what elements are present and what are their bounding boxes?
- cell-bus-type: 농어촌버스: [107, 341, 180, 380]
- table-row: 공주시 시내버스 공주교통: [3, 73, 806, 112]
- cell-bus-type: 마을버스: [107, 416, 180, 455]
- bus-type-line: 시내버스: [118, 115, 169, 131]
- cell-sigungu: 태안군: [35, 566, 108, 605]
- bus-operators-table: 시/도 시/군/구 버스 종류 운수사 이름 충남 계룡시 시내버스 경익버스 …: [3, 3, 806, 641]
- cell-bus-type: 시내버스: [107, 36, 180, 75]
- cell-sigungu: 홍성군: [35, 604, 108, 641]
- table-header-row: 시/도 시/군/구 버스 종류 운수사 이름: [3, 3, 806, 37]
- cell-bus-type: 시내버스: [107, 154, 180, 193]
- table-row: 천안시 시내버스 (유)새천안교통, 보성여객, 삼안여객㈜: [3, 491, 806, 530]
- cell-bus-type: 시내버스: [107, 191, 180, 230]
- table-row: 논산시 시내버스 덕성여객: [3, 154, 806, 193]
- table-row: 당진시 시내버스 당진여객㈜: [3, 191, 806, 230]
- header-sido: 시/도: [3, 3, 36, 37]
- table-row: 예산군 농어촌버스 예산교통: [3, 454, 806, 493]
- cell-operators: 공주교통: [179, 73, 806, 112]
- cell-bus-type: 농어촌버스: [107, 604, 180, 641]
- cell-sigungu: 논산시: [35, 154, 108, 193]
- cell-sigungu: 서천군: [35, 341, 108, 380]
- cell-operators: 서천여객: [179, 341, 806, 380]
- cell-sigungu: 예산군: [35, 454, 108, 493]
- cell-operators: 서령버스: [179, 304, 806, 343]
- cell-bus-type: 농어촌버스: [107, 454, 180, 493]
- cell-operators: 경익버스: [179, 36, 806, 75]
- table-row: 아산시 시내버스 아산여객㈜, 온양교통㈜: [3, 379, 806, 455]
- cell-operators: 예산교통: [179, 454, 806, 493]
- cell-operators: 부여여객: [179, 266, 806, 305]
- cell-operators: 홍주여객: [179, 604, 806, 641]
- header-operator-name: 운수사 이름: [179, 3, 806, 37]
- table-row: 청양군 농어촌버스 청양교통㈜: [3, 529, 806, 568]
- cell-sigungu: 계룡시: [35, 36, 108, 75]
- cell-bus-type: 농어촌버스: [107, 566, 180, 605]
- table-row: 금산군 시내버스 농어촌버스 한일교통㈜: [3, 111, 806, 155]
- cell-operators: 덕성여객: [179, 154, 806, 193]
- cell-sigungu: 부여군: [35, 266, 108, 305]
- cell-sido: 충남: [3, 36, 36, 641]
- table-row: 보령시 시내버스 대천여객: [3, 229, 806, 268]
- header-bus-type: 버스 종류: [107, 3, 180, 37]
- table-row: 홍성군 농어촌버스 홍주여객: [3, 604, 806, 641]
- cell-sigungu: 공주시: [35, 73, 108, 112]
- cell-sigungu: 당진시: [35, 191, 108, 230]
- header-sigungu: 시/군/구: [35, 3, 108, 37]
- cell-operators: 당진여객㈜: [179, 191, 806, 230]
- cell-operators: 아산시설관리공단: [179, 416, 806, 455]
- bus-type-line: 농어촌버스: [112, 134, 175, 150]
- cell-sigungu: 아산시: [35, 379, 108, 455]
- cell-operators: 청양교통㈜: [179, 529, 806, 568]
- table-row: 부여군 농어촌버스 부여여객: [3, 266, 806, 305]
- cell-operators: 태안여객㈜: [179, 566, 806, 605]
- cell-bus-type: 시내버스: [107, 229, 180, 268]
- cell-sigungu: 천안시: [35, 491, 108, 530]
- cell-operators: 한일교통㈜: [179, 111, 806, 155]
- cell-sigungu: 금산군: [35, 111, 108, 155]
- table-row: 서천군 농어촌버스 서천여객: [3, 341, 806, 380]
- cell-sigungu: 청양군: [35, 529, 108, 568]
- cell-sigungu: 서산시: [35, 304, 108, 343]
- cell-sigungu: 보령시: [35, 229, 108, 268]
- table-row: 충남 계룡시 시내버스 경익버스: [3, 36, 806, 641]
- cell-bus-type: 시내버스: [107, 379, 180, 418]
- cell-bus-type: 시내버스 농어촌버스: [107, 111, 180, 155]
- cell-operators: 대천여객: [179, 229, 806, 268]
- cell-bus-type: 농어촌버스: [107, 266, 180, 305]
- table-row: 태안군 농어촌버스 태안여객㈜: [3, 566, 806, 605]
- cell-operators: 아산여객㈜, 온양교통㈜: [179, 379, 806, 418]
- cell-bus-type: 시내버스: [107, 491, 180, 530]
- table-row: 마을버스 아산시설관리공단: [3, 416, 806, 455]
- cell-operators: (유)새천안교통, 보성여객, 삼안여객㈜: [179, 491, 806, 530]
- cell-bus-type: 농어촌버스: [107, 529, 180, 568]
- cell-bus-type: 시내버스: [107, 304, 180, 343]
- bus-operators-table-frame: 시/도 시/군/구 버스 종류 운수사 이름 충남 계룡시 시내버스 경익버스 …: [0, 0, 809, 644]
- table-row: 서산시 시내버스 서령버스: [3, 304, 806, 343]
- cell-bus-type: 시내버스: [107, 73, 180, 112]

WHAT YOU ARE ASKED TO DO
Copy the listing word for word, from its first line through the line containing "- cell-bus-type: 농어촌버스: [107, 604, 180, 641]".

WORKED SOLUTION
what elements are present and what are their bounding boxes?
- cell-bus-type: 농어촌버스: [107, 341, 180, 380]
- table-row: 공주시 시내버스 공주교통: [3, 73, 806, 112]
- cell-bus-type: 마을버스: [107, 416, 180, 455]
- bus-type-line: 시내버스: [118, 115, 169, 131]
- cell-sigungu: 태안군: [35, 566, 108, 605]
- bus-operators-table: 시/도 시/군/구 버스 종류 운수사 이름 충남 계룡시 시내버스 경익버스 …: [3, 3, 806, 641]
- cell-bus-type: 시내버스: [107, 36, 180, 75]
- cell-sigungu: 홍성군: [35, 604, 108, 641]
- table-header-row: 시/도 시/군/구 버스 종류 운수사 이름: [3, 3, 806, 37]
- cell-bus-type: 시내버스: [107, 154, 180, 193]
- table-row: 천안시 시내버스 (유)새천안교통, 보성여객, 삼안여객㈜: [3, 491, 806, 530]
- cell-bus-type: 시내버스: [107, 191, 180, 230]
- table-row: 논산시 시내버스 덕성여객: [3, 154, 806, 193]
- table-row: 당진시 시내버스 당진여객㈜: [3, 191, 806, 230]
- header-sido: 시/도: [3, 3, 36, 37]
- table-row: 예산군 농어촌버스 예산교통: [3, 454, 806, 493]
- cell-operators: 공주교통: [179, 73, 806, 112]
- cell-bus-type: 농어촌버스: [107, 604, 180, 641]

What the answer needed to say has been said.